====== Rows
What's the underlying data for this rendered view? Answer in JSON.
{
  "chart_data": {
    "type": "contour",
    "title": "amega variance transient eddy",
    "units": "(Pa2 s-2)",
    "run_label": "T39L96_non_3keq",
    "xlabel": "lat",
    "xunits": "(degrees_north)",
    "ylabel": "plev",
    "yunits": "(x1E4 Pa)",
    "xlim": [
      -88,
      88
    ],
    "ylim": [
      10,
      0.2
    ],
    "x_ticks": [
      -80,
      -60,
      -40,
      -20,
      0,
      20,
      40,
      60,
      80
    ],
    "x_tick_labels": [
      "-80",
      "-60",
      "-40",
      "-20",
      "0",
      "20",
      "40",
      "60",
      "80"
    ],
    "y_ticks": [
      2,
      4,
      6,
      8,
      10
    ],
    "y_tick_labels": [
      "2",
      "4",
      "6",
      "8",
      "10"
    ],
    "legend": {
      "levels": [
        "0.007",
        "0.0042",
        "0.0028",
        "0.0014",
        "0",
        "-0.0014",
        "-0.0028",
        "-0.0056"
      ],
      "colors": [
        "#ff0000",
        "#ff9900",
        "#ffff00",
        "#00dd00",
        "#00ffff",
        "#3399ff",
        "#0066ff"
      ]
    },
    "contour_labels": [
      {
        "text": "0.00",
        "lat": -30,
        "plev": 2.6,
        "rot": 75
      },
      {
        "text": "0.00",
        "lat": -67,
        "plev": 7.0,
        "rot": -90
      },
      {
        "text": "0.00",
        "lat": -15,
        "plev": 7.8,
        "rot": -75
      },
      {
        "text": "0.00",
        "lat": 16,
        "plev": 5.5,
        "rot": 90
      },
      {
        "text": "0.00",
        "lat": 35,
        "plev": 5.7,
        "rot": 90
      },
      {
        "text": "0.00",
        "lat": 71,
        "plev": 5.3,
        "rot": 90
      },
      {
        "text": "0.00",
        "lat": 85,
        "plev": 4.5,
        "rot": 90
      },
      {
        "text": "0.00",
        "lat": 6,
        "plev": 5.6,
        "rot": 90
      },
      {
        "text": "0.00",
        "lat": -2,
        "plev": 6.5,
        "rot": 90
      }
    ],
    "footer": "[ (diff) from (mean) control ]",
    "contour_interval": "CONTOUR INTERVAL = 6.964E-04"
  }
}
============
> [Prompt]: Return each entry from the material above exactly as it appears.

> [Solved problem]:
What's the underlying data for this rendered view? Answer in JSON.
{
  "chart_data": {
    "type": "contour",
    "title": "amega variance transient eddy",
    "units": "(Pa2 s-2)",
    "run_label": "T39L96_non_3keq",
    "xlabel": "lat",
    "xunits": "(degrees_north)",
    "ylabel": "plev",
    "yunits": "(x1E4 Pa)",
    "xlim": [
      -88,
      88
    ],
    "ylim": [
      10,
      0.2
    ],
    "x_ticks": [
      -80,
      -60,
      -40,
      -20,
      0,
      20,
      40,
      60,
      80
    ],
    "x_tick_labels": [
      "-80",
      "-60",
      "-40",
      "-20",
      "0",
      "20",
      "40",
      "60",
      "80"
    ],
    "y_ticks": [
      2,
      4,
      6,
      8,
      10
    ],
    "y_tick_labels": [
      "2",
      "4",
      "6",
      "8",
      "10"
    ],
    "legend": {
      "levels": [
        "0.007",
        "0.0042",
        "0.0028",
        "0.0014",
        "0",
        "-0.0014",
        "-0.0028",
        "-0.0056"
      ],
      "colors": [
        "#ff0000",
        "#ff9900",
        "#ffff00",
        "#00dd00",
        "#00ffff",
        "#3399ff",
        "#0066ff"
      ]
    },
    "contour_labels": [
      {
        "text": "0.00",
        "lat": -30,
        "plev": 2.6,
        "rot": 75
      },
      {
        "text": "0.00",
        "lat": -67,
        "plev": 7.0,
        "rot": -90
      },
      {
        "text": "0.00",
        "lat": -15,
        "plev": 7.8,
        "rot": -75
      },
      {
        "text": "0.00",
        "lat": 16,
        "plev": 5.5,
        "rot": 90
      },
      {
        "text": "0.00",
        "lat": 35,
        "plev": 5.7,
        "rot": 90
      },
      {
        "text": "0.00",
        "lat": 71,
        "plev": 5.3,
        "rot": 90
      },
      {
        "text": "0.00",
        "lat": 85,
        "plev": 4.5,
        "rot": 90
      },
      {
        "text": "0.00",
        "lat": 6,
        "plev": 5.6,
        "rot": 90
      },
      {
        "text": "0.00",
        "lat": -2,
        "plev": 6.5,
        "rot": 90
      }
    ],
    "footer": "[ (diff) from (mean) control ]",
    "contour_interval": "CONTOUR INTERVAL = 6.964E-04"
  }
}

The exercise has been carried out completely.